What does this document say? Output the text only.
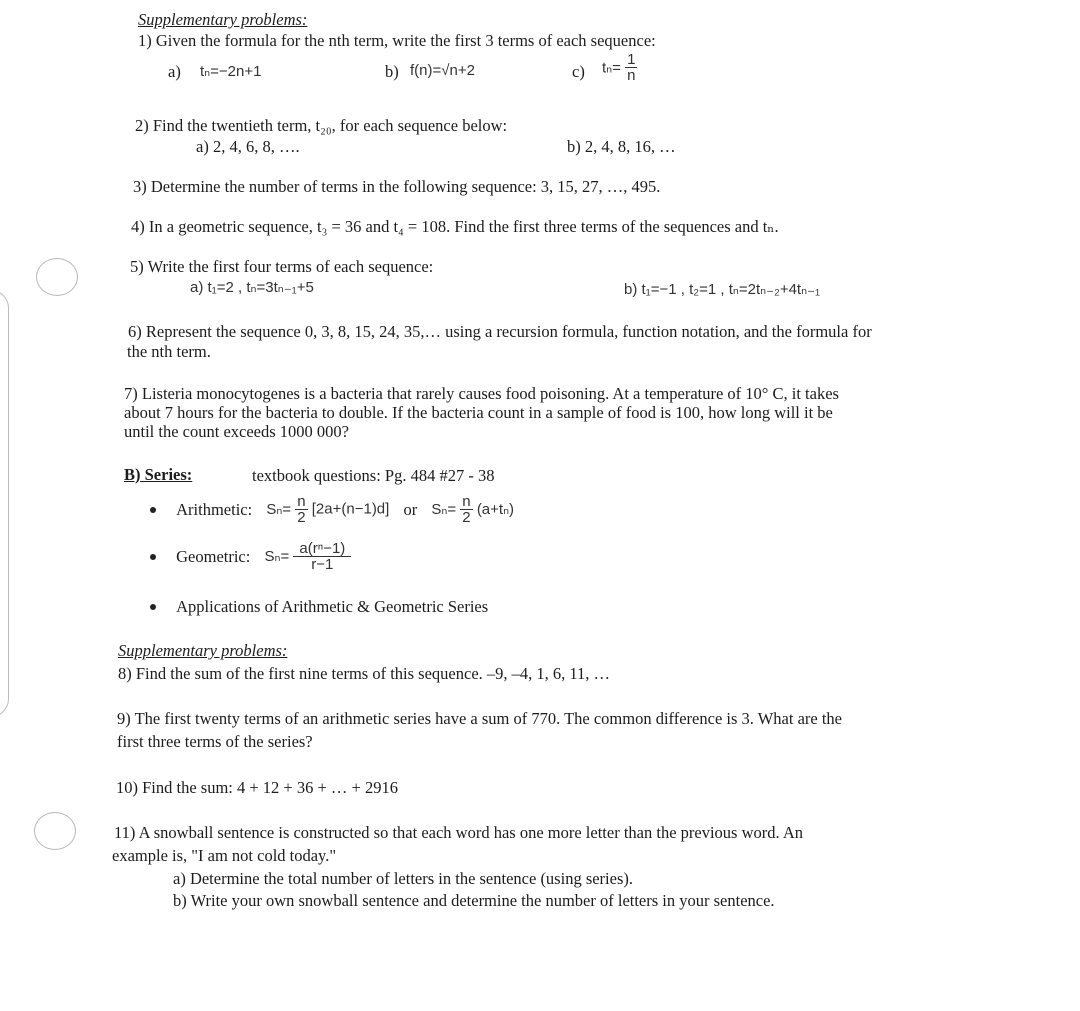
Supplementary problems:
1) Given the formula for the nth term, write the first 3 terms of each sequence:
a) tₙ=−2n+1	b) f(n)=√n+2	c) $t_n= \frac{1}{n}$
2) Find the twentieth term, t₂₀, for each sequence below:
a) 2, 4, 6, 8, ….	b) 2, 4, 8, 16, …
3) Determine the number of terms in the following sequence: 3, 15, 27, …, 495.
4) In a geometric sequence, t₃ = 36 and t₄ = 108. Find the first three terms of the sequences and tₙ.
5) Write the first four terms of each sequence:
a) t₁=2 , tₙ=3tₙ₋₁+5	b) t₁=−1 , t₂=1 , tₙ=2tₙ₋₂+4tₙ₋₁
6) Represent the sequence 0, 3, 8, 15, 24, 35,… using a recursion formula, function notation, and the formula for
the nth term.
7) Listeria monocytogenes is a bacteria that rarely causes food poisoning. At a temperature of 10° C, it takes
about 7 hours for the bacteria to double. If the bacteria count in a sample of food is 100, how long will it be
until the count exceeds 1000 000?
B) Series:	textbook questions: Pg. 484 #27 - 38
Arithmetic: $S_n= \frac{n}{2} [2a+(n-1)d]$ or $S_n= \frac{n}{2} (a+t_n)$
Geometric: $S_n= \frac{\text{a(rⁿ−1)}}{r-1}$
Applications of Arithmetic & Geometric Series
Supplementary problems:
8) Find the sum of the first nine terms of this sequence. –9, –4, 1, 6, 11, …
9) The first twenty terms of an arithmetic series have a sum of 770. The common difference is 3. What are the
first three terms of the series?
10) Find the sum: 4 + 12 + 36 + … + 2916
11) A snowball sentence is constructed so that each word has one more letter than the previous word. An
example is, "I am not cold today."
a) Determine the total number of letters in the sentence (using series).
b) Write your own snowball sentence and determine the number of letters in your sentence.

----

Copy out, from the data above, every line holding the word "sequence".

1) Given the formula for the nth term, write the first 3 terms of each sequence:
2) Find the twentieth term, t₂₀, for each sequence below:
3) Determine the number of terms in the following sequence: 3, 15, 27, …, 495.
4) In a geometric sequence, t₃ = 36 and t₄ = 108. Find the first three terms of the sequences and tₙ.
5) Write the first four terms of each sequence:
6) Represent the sequence 0, 3, 8, 15, 24, 35,… using a recursion formula, function notation, and the formula for
8) Find the sum of the first nine terms of this sequence. –9, –4, 1, 6, 11, …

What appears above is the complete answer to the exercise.